Which lines run from the one containing "What's the underlying" to the end of the entries? Quote them exactly, and nothing else.

==============================

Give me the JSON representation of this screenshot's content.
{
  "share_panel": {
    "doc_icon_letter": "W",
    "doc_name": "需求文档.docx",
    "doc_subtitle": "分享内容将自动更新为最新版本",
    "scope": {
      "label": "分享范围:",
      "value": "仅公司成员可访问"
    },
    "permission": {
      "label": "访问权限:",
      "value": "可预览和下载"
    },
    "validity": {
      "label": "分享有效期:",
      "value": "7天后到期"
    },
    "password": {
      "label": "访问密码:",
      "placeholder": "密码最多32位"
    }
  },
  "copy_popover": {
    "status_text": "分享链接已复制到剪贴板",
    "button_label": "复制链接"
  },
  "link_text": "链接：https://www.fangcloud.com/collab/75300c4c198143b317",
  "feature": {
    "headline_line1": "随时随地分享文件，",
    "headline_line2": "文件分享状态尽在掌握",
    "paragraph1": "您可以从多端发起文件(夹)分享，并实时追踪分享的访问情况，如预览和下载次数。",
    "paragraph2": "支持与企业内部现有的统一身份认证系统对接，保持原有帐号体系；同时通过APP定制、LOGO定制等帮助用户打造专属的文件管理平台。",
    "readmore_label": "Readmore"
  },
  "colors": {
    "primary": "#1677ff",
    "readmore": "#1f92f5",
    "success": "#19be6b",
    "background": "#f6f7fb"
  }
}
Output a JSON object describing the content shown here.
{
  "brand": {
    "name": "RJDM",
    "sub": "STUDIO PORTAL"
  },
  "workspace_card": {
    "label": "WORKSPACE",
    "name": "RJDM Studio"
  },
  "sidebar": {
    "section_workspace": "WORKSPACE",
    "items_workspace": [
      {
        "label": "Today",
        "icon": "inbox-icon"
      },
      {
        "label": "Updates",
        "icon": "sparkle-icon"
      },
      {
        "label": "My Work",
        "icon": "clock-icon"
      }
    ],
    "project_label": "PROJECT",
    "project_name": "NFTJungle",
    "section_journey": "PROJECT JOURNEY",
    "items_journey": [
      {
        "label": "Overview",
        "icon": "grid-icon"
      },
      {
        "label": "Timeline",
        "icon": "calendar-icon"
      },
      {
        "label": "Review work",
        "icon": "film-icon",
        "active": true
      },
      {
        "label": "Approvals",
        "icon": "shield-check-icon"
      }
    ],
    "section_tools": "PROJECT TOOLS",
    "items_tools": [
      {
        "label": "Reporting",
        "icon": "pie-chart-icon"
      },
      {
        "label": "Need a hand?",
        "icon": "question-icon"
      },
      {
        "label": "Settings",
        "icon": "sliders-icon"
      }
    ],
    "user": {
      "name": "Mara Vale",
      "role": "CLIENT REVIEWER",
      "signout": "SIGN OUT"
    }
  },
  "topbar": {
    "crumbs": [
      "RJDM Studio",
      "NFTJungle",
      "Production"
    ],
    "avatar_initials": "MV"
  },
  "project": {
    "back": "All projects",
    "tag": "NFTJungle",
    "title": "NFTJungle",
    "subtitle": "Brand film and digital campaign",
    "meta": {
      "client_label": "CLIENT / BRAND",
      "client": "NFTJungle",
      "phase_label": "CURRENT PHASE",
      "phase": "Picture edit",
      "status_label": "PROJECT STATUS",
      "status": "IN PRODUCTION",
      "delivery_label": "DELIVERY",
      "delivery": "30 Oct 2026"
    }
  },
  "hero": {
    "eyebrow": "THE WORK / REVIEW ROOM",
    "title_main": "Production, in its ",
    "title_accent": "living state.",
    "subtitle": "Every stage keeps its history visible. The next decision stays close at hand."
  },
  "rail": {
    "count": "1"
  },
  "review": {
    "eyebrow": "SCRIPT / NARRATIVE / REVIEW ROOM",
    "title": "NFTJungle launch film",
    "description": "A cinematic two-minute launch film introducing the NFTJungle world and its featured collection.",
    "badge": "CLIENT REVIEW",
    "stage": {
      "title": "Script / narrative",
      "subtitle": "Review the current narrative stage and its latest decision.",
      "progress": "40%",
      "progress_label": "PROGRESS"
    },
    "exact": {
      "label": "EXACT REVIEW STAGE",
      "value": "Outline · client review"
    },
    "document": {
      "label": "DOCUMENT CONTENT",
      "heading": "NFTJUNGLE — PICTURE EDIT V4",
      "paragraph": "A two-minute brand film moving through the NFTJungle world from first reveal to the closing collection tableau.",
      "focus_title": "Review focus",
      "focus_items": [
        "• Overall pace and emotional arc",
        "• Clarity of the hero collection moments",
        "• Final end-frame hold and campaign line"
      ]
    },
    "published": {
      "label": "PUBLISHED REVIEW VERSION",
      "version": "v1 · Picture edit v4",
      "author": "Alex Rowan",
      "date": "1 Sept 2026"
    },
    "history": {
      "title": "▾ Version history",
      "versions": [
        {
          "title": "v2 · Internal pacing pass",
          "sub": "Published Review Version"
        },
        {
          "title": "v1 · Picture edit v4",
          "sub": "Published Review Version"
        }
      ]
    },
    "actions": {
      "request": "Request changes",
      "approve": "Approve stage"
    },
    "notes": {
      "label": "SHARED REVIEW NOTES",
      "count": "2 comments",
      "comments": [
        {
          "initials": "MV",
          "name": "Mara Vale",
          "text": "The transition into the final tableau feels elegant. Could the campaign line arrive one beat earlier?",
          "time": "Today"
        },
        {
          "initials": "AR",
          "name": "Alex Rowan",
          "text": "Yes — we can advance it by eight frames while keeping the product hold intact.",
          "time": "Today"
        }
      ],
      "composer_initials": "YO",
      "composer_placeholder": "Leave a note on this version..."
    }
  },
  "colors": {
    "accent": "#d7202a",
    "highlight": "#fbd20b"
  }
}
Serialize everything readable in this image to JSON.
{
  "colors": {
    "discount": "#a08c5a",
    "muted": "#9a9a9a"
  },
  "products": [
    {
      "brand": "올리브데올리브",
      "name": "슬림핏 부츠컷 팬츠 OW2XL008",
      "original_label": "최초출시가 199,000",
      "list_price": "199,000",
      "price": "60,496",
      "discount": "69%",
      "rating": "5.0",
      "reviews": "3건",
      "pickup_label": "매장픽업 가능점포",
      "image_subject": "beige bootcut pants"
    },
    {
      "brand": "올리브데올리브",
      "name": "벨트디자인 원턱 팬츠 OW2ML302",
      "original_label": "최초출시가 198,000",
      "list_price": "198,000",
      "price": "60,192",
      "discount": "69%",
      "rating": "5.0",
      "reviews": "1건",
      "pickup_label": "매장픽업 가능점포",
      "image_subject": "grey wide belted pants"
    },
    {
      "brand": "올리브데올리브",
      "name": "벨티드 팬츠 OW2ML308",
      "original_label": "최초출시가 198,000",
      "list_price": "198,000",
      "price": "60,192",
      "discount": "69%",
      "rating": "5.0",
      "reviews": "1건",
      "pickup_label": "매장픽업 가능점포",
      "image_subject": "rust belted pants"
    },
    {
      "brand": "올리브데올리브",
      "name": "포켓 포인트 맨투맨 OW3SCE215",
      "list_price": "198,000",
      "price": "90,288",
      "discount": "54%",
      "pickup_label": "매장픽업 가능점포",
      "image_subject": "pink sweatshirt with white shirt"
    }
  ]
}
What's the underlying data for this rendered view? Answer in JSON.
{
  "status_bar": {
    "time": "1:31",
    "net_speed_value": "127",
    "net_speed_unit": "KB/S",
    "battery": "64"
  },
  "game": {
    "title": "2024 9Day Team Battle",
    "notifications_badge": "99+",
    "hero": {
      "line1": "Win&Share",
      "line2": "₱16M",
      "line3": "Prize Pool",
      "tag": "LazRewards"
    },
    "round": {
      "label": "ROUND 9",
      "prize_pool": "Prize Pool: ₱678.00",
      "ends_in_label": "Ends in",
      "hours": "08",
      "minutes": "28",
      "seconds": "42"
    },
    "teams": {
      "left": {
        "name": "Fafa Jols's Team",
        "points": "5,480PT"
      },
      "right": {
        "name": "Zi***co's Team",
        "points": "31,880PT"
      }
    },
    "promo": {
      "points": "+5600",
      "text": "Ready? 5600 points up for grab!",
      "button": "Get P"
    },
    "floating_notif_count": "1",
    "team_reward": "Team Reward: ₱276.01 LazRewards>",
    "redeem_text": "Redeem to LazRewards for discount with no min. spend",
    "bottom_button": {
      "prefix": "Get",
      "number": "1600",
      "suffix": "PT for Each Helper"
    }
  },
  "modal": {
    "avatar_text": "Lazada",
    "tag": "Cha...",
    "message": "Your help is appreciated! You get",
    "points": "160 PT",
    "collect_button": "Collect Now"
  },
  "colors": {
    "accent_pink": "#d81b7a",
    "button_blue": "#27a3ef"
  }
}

==============================

**Written response**.
What's the underlying data for this rendered view? Answer in JSON.
{
  "status_bar": {
    "time": "1:31",
    "net_speed_value": "127",
    "net_speed_unit": "KB/S",
    "battery": "64"
  },
  "game": {
    "title": "2024 9Day Team Battle",
    "notifications_badge": "99+",
    "hero": {
      "line1": "Win&Share",
      "line2": "₱16M",
      "line3": "Prize Pool",
      "tag": "LazRewards"
    },
    "round": {
      "label": "ROUND 9",
      "prize_pool": "Prize Pool: ₱678.00",
      "ends_in_label": "Ends in",
      "hours": "08",
      "minutes": "28",
      "seconds": "42"
    },
    "teams": {
      "left": {
        "name": "Fafa Jols's Team",
        "points": "5,480PT"
      },
      "right": {
        "name": "Zi***co's Team",
        "points": "31,880PT"
      }
    },
    "promo": {
      "points": "+5600",
      "text": "Ready? 5600 points up for grab!",
      "button": "Get P"
    },
    "floating_notif_count": "1",
    "team_reward": "Team Reward: ₱276.01 LazRewards>",
    "redeem_text": "Redeem to LazRewards for discount with no min. spend",
    "bottom_button": {
      "prefix": "Get",
      "number": "1600",
      "suffix": "PT for Each Helper"
    }
  },
  "modal": {
    "avatar_text": "Lazada",
    "tag": "Cha...",
    "message": "Your help is appreciated! You get",
    "points": "160 PT",
    "collect_button": "Collect Now"
  },
  "colors": {
    "accent_pink": "#d81b7a",
    "button_blue": "#27a3ef"
  }
}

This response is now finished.